▶ Exercise requirements
Answer these questions from the passage on cyclin D1 and leiomyoma:
(a) Which three D type cyclins act as growth factor sensors early in G1 phase?
(b) Which local growth factors does the passage list as involved in the pathomechanism of leiomyoma?
(c) How many cyclic women and how many menopausal women provided myometrial specimens?

▶ Selected passage
Precise control of cellular proliferation is essential for normal development and for prevention of proliferative diseases such as tumours. It is widely known that cell proliferation is strictly regulated by cell-cycle control mechanisms which depend on the activities of different cyclins and cyclin-dependent kinase complexes. Oestrogens, principally oestradiol, are known to be potent mitogens and to regulate cell proliferation in breast, uterus and other proliferating target organs. In cells of these tissues, oestradiol acts in early G1 phase of the cell cycle, as shown by anti-oestrogens that are able to arrest the oestradiol-dependent cancer cells in the G0/G1 phases (Sabbah et al., 1999
). G1 progression and entry into S phase are controlled by cyclins D, E and A. Early in G1 phase, three different D type cyclins (D1, D2 and D3) act as growth factor sensors and their synthesis and assembly with their catalytic subunits, cdk4 and cdk6, are dependent on mitogenic stimulation. In breast cancer cell lines, oestradiol increases the activity of cdk4 and cdk2, induces the expression of cyclin D1 and also decreases the levels of cdk inhibitors (Foster and Wimalasena, 1996; Prall et al., 1997). Similar mechanisms have been observed in the uterus (Altucci et al., 1997). Studies have also shown that cyclin D1 can directly bind to the oestradiol receptors (ER) and enhance transcription of specific genes (Zwijsen et al., 1997).
The age prevalence of leiomyoma suggests the contribution of ovarian steroids in the initiation and control of growth. In recent years, numerous studies have investigated the changes in expression and binding of ER and progesterone receptor in uterine leiomyoma (Brandon et al., 1993, 1995; Rein et al., 1995; Shimomura et al., 1998). The mechanism of leiomyoma growth, and its shrinkage, however, has not been fully understood. A growing body of evidence suggests that the local growth factors, such as epidermal growth factor (EGF), insulin-like growth factor (IGF), opioid peptides produced by the target cells (Shimomura et al., 1998; Környei et al., 1999; Englund et al., 2000; Vértes et al., 2000), are also involved in the pathomechanism of leiomyoma. No data are available concerning the expression of cell cycle regulators and their possible interaction with ER and ERß in human leiomyoma.
The aims of the present experiments therefore were: (i) to investigate the level of cyclin D1 in comparison with that of ER and of oestradiol binding in leiomyoma and adjacent myometrium from human uteri at different menstrual phases; and (ii) to study these parameters at the beginning of leiomyoma regression in the early stage of menopause.
Materials and methods
Tissues
Normal and pathological (leiomyoma) myometrial specimens were obtained from cyclic (n = 12) and menopausal (n = 4) women (aged 38–50 years) undergoing hysterectomy for benign indications with no history of hormonal treatment for at least 3 months before hospitalization. The last menstrual bleeding of menopausal women was 
3 but <12 months earlier.

▶ Data provided
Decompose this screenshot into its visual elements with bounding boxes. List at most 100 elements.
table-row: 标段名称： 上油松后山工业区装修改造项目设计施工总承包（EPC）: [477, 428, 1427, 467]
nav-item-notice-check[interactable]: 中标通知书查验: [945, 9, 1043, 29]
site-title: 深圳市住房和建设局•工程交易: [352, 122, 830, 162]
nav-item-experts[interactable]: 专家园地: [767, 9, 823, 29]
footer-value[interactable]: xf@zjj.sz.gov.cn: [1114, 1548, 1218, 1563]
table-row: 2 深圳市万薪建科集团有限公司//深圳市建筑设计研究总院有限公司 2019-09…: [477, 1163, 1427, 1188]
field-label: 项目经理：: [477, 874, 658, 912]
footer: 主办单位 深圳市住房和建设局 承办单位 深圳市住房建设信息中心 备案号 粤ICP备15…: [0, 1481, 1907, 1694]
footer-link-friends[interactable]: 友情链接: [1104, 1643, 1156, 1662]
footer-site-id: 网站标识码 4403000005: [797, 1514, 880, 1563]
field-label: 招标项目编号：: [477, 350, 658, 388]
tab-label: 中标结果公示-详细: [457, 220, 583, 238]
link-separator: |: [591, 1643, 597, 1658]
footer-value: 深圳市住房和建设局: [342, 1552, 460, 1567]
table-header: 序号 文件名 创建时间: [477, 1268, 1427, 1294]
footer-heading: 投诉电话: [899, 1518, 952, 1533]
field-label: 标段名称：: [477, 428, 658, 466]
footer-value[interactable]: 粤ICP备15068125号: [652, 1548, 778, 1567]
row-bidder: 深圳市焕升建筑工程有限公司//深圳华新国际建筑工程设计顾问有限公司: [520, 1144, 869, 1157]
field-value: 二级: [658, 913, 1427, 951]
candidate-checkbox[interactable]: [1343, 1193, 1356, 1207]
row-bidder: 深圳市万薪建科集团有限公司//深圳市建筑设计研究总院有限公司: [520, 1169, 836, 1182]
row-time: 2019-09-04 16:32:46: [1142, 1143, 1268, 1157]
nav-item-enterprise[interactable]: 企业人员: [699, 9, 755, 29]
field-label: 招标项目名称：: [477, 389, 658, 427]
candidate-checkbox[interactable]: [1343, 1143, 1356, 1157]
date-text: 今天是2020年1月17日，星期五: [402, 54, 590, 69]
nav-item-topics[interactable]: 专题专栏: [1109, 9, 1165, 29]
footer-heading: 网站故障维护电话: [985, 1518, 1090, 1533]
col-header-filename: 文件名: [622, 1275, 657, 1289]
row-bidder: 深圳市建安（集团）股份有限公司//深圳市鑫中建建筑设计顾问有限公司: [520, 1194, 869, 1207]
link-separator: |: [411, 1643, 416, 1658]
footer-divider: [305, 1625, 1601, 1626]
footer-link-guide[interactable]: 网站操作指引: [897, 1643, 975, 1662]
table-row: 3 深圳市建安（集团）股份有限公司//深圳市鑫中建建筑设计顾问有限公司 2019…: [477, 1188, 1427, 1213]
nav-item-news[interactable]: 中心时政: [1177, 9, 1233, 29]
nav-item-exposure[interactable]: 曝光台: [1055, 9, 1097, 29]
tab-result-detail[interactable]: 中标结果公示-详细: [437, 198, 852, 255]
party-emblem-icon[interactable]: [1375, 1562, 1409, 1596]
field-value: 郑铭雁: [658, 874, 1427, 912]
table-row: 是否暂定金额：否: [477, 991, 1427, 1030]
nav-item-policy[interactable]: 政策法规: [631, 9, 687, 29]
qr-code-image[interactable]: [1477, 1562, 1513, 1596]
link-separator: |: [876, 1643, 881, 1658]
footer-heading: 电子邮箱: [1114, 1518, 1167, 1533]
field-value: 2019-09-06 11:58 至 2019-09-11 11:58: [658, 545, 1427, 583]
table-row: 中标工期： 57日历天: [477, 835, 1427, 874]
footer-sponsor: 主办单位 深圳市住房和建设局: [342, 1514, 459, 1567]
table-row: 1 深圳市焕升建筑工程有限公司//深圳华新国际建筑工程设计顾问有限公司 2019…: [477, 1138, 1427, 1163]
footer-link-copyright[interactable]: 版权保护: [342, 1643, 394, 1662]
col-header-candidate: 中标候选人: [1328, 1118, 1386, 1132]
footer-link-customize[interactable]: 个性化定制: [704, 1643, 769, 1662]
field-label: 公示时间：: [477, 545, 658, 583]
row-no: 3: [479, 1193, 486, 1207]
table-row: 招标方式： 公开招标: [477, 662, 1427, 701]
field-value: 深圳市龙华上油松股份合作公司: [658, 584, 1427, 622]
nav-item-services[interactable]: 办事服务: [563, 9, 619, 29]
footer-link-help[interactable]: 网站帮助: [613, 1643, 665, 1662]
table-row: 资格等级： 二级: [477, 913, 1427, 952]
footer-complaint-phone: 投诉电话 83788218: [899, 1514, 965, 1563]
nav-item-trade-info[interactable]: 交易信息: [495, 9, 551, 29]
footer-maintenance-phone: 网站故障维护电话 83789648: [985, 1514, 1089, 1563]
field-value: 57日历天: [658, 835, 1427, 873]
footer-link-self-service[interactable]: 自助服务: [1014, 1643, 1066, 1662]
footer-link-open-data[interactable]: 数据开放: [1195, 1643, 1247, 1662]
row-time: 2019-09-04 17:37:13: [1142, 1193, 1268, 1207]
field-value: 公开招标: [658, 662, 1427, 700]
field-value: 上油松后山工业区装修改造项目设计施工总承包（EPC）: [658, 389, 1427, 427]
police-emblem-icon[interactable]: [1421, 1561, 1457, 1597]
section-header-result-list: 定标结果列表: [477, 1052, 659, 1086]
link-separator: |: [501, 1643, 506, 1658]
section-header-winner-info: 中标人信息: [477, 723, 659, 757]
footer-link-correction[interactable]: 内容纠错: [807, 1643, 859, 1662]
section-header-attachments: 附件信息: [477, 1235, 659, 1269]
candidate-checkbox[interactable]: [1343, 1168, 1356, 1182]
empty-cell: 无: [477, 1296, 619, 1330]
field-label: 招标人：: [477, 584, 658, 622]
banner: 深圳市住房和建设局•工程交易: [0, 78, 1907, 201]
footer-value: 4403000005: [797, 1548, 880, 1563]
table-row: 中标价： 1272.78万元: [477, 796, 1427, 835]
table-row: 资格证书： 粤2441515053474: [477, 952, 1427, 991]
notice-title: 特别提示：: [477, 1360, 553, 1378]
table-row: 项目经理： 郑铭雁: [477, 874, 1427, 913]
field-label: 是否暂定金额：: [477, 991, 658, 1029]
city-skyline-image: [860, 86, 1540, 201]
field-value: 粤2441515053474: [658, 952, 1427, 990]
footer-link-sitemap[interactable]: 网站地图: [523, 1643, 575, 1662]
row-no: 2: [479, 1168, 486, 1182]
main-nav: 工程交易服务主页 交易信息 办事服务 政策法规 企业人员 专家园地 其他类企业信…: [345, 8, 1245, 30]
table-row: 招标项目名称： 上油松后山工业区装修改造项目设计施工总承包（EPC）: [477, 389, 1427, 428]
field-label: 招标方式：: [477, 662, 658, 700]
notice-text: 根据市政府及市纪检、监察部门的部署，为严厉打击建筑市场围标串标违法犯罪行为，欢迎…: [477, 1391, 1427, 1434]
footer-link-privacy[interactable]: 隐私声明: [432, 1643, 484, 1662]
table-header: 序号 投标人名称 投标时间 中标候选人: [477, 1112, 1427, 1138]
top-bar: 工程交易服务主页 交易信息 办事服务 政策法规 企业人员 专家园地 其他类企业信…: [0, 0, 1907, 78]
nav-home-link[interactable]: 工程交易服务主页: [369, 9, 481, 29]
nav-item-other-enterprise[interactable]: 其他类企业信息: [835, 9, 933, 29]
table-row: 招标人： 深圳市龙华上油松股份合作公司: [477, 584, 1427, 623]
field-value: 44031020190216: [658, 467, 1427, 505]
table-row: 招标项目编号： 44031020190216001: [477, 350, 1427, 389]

▶ Solution below
(a) Cyclins D1, D2 and D3.
(b) Epidermal growth factor (EGF), insulin-like growth factor (IGF), and opioid peptides produced by the target cells.
(c) 12 cyclic women and 4 menopausal women.